- Material supplied:

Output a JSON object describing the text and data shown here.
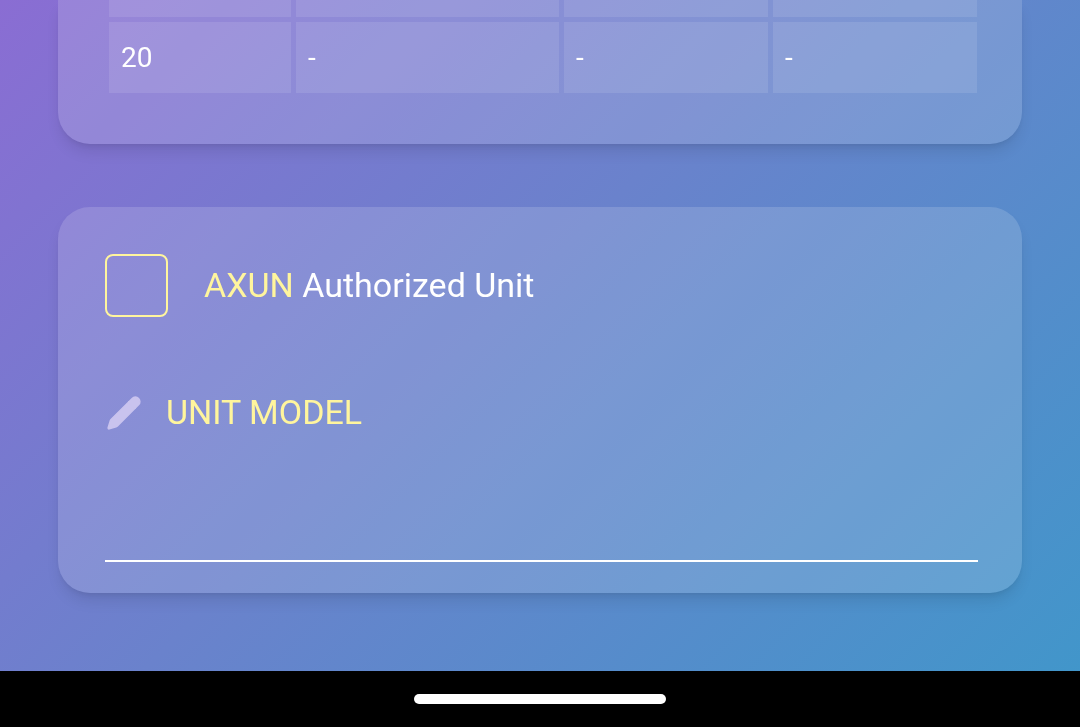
{
  "table": {
    "rows": [
      {
        "cells": [
          "20",
          "-",
          "-",
          "-"
        ]
      }
    ]
  },
  "authorization": {
    "brand": "AXUN",
    "label": "Authorized Unit",
    "checked": false
  },
  "unit_model": {
    "label": "UNIT MODEL"
  }
}
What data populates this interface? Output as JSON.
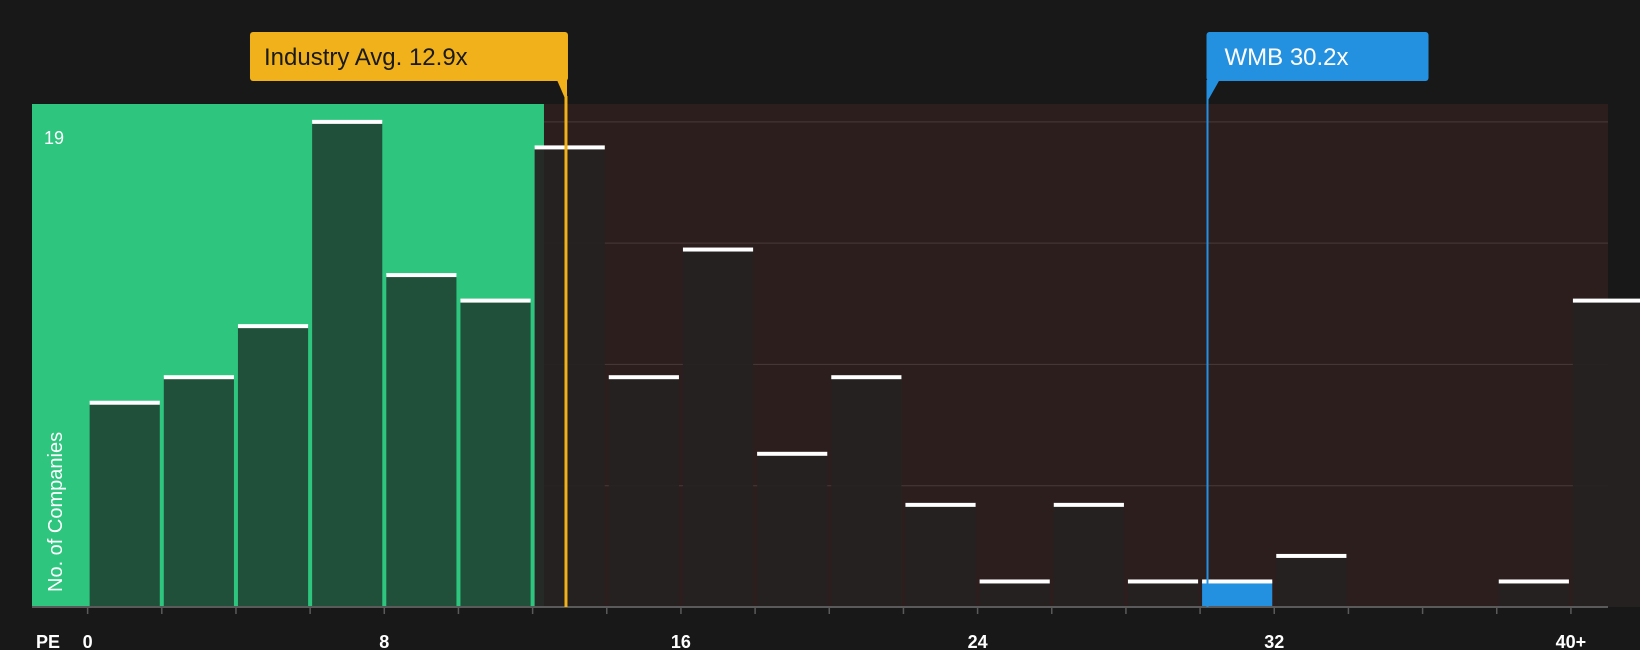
{
  "chart_data": {
    "type": "bar",
    "x_axis_label": "PE",
    "y_axis_label": "No. of Companies",
    "y_max_label": "19",
    "x_tick_labels": [
      {
        "value": 0,
        "label": "0"
      },
      {
        "value": 8,
        "label": "8"
      },
      {
        "value": 16,
        "label": "16"
      },
      {
        "value": 24,
        "label": "24"
      },
      {
        "value": 32,
        "label": "32"
      },
      {
        "value": 40,
        "label": "40+"
      }
    ],
    "bin_width": 2,
    "x_range": [
      -1.5,
      41.0
    ],
    "y_range": [
      0,
      19.7
    ],
    "bins": [
      {
        "start": 0,
        "count": 8
      },
      {
        "start": 2,
        "count": 9
      },
      {
        "start": 4,
        "count": 11
      },
      {
        "start": 6,
        "count": 19
      },
      {
        "start": 8,
        "count": 13
      },
      {
        "start": 10,
        "count": 12
      },
      {
        "start": 12,
        "count": 18
      },
      {
        "start": 14,
        "count": 9
      },
      {
        "start": 16,
        "count": 14
      },
      {
        "start": 18,
        "count": 6
      },
      {
        "start": 20,
        "count": 9
      },
      {
        "start": 22,
        "count": 4
      },
      {
        "start": 24,
        "count": 1
      },
      {
        "start": 26,
        "count": 4
      },
      {
        "start": 28,
        "count": 1
      },
      {
        "start": 30,
        "count": 1,
        "highlight": true
      },
      {
        "start": 32,
        "count": 2
      },
      {
        "start": 34,
        "count": 0
      },
      {
        "start": 36,
        "count": 0
      },
      {
        "start": 38,
        "count": 1
      },
      {
        "start": 40,
        "count": 12
      }
    ],
    "industry_avg": {
      "value": 12.9,
      "label": "Industry Avg. 12.9x"
    },
    "company": {
      "value": 30.2,
      "label": "WMB 30.2x"
    },
    "colors": {
      "background": "#181818",
      "green_zone": "#2ec67e",
      "red_zone": "#2d1e1e",
      "bar_green": "#214a37",
      "bar_dark": "#262222",
      "bar_cap": "#ffffff",
      "industry_marker": "#f0b11a",
      "company_marker": "#2491e0",
      "axis": "#5a5a5a",
      "grid": "#4a3a3a",
      "text": "#ffffff",
      "label_dark_text": "#1a1a1a"
    }
  }
}
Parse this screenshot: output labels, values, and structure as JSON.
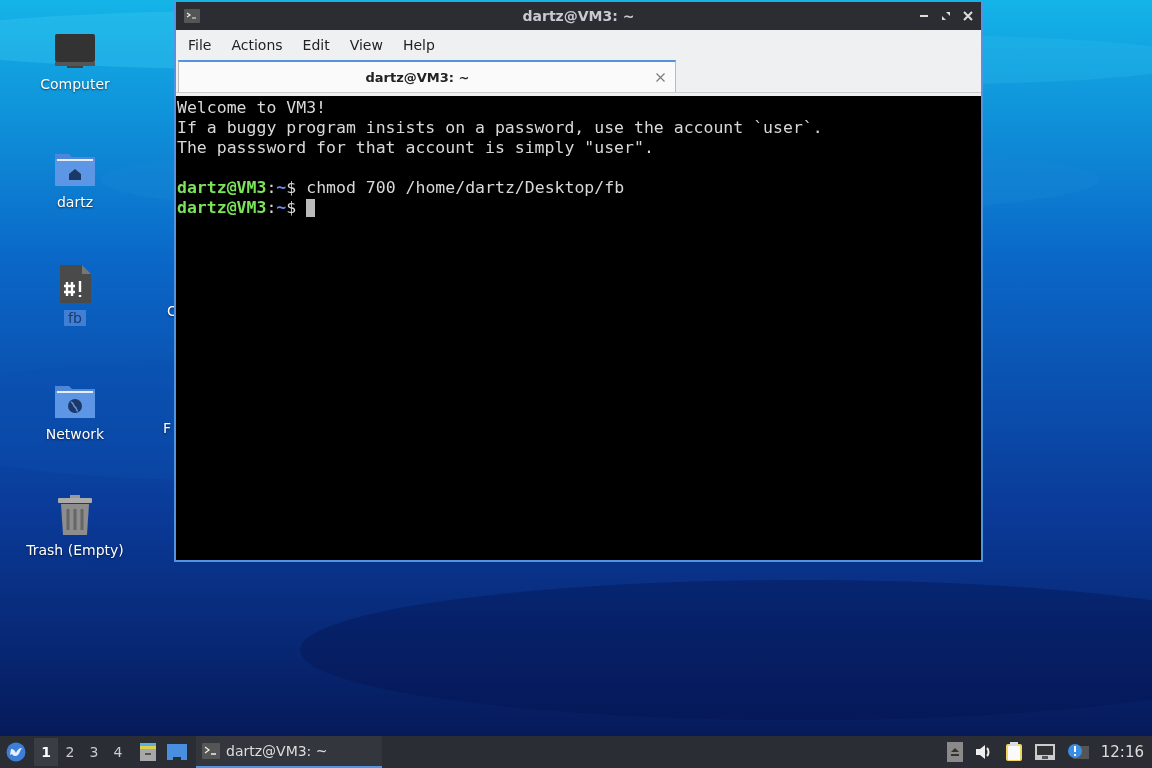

- Exercise description:
Identify every line where the string "this" appears.

- Full output:
What data populates this interface? Output as JSON.
Parse this screenshot: output labels, values, and structure as JSON.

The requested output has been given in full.